Given problem: Copy each line of the data below with the word "potential".

[Recorded data]
= = = = = = =

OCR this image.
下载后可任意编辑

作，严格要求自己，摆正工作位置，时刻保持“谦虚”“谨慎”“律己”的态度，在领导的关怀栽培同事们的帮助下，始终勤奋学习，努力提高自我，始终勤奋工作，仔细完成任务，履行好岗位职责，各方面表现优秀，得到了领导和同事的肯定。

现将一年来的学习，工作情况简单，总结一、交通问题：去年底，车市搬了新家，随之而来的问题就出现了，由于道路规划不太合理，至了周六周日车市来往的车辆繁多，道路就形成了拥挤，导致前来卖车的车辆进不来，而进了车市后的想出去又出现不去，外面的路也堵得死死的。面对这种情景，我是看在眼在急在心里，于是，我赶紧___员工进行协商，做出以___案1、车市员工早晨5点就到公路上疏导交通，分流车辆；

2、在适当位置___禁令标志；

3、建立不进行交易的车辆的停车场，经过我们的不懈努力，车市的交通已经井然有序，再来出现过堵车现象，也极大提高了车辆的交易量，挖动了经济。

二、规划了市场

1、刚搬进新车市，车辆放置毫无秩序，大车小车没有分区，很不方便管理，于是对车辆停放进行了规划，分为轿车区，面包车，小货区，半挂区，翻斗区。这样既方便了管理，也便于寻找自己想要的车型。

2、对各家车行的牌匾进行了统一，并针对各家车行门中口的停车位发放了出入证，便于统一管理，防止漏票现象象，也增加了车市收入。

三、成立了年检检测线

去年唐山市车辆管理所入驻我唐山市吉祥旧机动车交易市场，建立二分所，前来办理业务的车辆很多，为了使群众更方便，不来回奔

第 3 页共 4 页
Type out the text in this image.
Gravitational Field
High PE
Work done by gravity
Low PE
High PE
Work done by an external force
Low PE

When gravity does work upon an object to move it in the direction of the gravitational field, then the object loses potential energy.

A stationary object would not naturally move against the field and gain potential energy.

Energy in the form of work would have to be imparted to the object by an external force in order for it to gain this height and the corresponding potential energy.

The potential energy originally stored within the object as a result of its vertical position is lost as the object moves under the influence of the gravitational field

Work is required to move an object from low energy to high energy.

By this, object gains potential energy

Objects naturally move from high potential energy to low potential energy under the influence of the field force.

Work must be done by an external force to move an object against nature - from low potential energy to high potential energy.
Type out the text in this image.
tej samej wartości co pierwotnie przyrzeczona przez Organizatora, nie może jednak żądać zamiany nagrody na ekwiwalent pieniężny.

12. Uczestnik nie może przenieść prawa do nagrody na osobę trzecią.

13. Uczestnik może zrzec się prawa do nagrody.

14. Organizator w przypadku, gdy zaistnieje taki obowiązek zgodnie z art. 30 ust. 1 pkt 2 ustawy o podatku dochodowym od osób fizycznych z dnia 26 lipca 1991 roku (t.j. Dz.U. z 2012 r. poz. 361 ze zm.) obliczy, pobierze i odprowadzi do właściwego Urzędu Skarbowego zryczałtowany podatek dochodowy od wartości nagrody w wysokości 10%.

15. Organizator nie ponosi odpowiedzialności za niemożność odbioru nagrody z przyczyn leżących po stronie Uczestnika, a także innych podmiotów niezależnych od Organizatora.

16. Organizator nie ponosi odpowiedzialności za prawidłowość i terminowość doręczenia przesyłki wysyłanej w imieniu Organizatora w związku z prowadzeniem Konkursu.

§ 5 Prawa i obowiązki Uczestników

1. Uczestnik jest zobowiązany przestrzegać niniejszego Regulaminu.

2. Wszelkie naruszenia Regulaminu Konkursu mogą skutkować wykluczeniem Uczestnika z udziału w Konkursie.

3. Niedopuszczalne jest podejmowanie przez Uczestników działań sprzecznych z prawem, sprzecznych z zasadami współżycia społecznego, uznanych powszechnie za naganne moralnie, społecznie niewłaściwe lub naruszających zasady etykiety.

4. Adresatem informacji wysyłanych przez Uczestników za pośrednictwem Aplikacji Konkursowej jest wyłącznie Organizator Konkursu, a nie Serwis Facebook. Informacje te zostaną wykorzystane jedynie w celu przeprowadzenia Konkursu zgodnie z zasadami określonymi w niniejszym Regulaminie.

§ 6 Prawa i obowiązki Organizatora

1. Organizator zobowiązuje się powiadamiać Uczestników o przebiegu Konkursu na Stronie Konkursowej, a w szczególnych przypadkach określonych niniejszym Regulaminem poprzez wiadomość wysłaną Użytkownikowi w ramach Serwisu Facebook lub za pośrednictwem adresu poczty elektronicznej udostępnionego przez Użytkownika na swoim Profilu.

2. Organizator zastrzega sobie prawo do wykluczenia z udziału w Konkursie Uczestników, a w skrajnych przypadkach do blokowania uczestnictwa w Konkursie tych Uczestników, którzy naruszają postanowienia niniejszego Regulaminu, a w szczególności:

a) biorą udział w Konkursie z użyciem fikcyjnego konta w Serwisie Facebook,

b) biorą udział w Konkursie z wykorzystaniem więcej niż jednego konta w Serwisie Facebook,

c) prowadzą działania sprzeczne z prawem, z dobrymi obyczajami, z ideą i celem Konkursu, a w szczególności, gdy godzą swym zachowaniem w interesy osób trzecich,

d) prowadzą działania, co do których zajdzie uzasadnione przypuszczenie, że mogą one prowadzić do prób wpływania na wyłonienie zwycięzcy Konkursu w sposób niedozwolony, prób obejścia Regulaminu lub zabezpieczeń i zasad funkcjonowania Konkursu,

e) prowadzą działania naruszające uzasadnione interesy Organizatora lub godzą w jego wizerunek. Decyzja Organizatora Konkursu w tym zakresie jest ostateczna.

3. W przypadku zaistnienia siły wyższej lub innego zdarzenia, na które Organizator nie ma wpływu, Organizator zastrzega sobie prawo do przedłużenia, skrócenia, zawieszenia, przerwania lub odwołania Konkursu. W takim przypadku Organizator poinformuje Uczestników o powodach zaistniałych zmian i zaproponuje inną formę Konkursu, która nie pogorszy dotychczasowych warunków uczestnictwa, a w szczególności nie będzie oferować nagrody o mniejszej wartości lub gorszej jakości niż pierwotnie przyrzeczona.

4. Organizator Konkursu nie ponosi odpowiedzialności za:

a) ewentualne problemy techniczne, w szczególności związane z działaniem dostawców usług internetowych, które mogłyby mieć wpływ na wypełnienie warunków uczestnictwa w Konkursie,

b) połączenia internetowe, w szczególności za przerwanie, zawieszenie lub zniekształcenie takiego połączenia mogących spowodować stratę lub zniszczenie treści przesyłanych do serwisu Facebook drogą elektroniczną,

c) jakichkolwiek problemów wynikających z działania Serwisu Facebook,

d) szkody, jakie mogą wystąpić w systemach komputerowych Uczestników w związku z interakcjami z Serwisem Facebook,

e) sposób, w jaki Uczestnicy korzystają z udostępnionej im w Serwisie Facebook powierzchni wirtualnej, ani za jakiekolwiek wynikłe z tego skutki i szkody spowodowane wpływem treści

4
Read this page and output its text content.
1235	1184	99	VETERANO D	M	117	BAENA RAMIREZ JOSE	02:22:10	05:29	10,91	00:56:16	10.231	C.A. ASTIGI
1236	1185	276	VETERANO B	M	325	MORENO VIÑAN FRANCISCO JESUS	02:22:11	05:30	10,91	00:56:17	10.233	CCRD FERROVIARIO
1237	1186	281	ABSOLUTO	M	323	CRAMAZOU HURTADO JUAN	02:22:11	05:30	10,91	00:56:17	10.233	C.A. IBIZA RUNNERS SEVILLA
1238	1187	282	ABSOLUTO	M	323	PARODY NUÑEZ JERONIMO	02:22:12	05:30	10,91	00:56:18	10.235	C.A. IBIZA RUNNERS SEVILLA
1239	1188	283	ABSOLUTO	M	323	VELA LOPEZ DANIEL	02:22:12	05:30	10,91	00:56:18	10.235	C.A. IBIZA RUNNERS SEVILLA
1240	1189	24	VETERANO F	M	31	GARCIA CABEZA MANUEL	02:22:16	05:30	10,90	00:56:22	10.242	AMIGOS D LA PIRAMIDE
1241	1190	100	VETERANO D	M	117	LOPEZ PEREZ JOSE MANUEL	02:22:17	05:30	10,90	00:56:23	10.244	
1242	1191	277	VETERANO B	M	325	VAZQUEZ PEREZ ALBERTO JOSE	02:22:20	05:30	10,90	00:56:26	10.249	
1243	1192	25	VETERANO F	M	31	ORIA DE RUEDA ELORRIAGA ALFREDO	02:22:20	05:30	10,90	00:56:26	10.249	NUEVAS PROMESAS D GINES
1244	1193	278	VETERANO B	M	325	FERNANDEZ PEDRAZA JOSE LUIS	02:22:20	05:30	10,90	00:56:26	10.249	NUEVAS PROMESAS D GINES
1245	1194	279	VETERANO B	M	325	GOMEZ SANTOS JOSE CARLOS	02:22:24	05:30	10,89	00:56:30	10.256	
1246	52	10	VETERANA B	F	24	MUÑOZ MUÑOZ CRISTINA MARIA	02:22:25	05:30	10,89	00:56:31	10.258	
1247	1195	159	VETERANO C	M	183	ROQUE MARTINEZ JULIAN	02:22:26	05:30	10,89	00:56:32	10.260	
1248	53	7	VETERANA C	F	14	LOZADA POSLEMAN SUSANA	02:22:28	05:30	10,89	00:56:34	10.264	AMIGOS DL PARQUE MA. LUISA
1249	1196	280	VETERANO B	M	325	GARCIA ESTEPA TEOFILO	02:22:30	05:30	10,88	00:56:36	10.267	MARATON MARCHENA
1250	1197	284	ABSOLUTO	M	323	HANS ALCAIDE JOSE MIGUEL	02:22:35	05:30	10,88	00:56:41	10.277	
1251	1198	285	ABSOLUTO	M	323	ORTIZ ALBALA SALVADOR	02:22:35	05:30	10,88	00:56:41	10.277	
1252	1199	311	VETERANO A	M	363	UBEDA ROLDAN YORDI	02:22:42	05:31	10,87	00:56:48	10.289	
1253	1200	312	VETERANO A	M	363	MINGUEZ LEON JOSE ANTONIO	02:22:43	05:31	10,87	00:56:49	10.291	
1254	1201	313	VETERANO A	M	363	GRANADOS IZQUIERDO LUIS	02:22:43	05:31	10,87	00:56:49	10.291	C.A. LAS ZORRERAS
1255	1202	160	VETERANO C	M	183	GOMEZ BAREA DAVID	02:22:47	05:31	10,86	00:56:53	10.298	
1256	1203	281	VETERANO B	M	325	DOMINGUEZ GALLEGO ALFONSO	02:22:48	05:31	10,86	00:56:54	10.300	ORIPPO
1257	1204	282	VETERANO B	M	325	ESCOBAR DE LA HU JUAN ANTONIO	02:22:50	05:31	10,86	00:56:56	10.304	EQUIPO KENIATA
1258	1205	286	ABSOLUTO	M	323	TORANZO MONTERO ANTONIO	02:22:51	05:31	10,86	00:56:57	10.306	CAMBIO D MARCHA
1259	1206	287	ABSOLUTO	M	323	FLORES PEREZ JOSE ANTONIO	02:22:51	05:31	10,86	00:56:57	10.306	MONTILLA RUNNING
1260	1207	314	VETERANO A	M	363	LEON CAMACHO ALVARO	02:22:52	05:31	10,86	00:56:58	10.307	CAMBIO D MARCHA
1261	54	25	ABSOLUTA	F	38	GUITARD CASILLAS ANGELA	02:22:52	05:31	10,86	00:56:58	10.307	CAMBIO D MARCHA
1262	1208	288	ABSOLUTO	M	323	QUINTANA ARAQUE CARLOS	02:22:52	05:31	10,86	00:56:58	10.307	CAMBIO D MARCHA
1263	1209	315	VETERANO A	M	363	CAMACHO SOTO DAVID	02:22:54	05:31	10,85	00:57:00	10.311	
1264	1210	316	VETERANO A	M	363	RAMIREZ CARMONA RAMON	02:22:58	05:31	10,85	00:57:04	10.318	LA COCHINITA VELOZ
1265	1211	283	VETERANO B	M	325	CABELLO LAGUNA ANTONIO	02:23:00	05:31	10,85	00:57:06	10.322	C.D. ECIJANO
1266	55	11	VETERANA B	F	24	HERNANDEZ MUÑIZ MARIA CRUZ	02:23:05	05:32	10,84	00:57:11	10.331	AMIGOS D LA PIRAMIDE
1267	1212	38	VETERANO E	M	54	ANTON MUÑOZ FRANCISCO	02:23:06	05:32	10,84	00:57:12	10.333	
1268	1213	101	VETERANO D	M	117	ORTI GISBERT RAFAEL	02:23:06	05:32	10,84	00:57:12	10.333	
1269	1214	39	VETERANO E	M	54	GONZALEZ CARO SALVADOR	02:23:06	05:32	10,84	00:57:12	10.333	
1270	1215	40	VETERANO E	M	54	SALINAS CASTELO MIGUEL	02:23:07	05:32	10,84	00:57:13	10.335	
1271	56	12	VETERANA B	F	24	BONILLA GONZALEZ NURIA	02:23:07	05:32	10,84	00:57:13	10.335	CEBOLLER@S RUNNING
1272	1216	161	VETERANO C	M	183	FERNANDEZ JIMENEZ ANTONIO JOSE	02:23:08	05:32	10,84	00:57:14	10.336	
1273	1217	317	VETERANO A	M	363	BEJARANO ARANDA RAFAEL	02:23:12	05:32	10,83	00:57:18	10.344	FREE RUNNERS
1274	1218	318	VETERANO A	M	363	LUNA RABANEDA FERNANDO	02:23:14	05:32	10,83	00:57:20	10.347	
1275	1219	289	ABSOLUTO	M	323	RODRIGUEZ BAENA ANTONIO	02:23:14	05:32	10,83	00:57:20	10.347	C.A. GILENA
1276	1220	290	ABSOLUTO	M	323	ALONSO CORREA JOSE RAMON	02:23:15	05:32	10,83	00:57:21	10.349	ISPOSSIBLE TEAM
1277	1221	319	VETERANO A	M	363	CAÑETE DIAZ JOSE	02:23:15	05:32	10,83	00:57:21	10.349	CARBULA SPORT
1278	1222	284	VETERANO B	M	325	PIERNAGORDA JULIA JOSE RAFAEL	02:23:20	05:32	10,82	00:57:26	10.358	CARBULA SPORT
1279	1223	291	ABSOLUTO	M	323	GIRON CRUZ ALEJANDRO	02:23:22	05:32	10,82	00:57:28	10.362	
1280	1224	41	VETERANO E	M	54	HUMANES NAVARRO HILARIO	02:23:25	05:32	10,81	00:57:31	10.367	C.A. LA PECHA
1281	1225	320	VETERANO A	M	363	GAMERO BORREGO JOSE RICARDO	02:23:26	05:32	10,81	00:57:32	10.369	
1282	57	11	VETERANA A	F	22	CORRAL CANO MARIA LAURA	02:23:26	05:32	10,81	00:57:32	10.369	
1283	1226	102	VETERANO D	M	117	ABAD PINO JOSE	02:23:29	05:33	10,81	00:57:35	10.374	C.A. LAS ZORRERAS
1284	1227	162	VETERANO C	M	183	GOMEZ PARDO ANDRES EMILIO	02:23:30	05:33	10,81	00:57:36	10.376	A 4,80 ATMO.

= = = = = = =

Exercise output:
When gravity does work upon an object to move it in the direction of the gravitational field, then the object loses potential energy.
A stationary object would not naturally move against the field and gain potential energy.
Energy in the form of work would have to be imparted to the object by an external force in order for it to gain this height and the corresponding potential energy.
The potential energy originally stored within the object as a result of its vertical position is lost as the object moves under the influence of the gravitational field
By this, object gains potential energy
Objects naturally move from high potential energy to low potential energy under the influence of the field force.
Work must be done by an external force to move an object against nature - from low potential energy to high potential energy.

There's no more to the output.